**Document passage**
★ ★ ★ ★

In fact, Le Pen, leader of France’s National Front party, congratulated Donald Trump on his victory, and her father announced, “Today, the United States, tomorrow, France. Bravo!” Then Le Pen’s deputy, Florian Philippot, tweeted: “Their world is collapsing. Ours is being built.”

There’s a second common aspect to the British, American and French rightwing campaigns: they all appeal to the men and women who used to belong to the middle class and now feel that they have been left behind. In a multinational world in which corporations serve only their shareholders, with zero loyalty to the rest of the people, societies have been split in half, into winners and losers. The winners reap all the benefits of a brave, new world, saturated with exciting, tantalizing, new technology, dream jobs and oodles of much publicized fun — relegating the other half to life on the wrong side of the train de grande vitesse tracks.

In all three countries, as is likely the case everywhere else in the civilized, Western world, the political class has been closely associated with the new winners, doing their bidding and largely ignoring the have-nots.

★ ★ ★ ★

**Dataset rows**
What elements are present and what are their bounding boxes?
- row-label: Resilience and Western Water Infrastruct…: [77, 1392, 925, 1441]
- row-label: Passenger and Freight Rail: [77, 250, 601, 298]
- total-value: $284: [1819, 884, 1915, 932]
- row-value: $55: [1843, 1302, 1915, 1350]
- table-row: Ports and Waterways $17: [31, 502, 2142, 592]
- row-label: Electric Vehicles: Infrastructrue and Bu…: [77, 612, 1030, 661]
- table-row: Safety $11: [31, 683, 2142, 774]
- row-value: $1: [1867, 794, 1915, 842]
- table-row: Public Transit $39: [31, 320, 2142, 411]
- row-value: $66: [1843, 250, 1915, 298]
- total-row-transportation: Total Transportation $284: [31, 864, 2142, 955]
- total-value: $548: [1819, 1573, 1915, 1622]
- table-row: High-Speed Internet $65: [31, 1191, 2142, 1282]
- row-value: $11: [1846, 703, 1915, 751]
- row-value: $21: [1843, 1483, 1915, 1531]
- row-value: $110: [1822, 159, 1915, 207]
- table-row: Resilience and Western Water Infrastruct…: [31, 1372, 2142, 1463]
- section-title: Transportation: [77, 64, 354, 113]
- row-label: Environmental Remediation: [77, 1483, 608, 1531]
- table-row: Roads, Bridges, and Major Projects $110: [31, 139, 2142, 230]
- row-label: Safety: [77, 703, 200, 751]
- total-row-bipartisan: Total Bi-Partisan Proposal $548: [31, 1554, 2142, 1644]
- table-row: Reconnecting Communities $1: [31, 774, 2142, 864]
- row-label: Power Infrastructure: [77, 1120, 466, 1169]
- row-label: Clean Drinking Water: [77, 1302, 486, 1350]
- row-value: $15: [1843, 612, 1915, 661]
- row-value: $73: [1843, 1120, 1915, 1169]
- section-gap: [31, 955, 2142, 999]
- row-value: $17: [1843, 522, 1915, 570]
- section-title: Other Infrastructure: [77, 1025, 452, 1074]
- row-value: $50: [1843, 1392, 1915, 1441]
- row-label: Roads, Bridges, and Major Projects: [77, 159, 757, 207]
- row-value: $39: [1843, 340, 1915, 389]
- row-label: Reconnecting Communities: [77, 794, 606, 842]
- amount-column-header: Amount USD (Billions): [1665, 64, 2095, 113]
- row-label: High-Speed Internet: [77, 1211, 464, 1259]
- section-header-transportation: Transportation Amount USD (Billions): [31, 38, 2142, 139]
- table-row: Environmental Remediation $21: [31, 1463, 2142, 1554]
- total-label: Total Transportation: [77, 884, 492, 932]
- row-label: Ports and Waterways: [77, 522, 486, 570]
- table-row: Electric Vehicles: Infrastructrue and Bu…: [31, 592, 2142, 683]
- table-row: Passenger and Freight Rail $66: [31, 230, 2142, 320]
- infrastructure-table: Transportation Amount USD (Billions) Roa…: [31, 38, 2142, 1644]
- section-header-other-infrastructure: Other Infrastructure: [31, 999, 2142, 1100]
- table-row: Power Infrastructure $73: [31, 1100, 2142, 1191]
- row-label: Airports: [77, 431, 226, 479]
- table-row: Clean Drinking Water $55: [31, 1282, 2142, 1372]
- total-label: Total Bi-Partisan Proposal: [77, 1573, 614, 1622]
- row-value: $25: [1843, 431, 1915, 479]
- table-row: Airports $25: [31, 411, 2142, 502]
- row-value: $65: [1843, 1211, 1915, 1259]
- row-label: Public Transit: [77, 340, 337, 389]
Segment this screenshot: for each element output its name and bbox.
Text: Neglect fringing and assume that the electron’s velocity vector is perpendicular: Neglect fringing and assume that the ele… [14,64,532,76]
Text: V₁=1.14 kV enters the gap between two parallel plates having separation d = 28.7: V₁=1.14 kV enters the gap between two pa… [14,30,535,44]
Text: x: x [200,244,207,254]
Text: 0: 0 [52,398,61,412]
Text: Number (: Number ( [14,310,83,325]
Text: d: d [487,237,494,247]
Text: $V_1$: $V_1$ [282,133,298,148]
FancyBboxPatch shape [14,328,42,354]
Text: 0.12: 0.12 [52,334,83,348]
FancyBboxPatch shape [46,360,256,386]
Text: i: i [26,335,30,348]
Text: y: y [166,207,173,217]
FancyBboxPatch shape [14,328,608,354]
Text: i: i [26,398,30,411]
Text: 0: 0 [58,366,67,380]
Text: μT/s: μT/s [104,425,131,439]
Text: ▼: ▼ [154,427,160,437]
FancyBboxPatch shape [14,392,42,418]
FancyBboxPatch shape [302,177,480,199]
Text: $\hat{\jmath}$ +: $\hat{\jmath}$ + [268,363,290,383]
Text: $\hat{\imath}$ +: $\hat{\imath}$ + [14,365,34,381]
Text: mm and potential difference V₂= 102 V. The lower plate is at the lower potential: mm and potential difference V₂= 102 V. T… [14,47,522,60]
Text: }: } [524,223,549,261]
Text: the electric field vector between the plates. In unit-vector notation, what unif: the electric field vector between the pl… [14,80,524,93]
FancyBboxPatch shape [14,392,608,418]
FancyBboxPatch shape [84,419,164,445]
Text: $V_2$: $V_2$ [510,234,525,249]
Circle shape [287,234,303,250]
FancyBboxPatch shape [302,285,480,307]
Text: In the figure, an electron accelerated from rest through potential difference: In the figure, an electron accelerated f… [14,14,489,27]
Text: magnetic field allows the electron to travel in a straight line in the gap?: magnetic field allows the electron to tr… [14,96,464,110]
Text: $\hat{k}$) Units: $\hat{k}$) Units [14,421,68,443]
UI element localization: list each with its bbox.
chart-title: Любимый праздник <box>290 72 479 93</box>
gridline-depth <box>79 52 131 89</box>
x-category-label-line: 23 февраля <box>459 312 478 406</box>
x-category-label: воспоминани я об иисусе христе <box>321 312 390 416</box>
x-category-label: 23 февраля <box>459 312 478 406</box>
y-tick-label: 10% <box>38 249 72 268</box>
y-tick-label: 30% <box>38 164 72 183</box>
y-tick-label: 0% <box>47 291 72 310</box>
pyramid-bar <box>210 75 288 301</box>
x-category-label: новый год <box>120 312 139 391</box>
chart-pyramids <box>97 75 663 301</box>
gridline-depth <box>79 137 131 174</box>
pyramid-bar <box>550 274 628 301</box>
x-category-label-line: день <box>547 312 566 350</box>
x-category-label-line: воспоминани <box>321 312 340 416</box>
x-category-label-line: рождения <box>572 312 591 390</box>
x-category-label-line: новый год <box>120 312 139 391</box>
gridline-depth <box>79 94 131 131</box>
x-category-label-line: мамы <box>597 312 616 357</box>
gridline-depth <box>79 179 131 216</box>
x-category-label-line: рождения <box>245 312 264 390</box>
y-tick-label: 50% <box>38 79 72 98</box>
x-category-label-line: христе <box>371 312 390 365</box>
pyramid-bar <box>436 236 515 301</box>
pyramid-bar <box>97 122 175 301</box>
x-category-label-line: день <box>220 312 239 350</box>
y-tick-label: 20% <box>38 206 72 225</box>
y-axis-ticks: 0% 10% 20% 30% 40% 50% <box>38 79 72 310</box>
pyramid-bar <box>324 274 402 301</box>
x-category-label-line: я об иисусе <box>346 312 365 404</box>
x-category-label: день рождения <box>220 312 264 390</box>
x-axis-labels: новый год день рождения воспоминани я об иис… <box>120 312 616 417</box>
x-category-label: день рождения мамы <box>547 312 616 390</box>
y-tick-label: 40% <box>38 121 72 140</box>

★ ★ ★ ★

For the passage on rightwing campaigns, decide whether each statement agrees with the text, answering yes or no and quoting the deciding words: 1. Florian Philippot is Le Pen's deputy. 2. The campaigns appeal to people who remain securely in the middle class. 3. The political class has been closely associated with the have-nots.

1. Yes: "Le Pen’s deputy, Florian Philippot"
2. No: "who used to belong to the middle class and now feel that they have been left behind"
3. No: "the political class has been closely associated with the new winners, doing their bidding and largely ignoring the have-nots"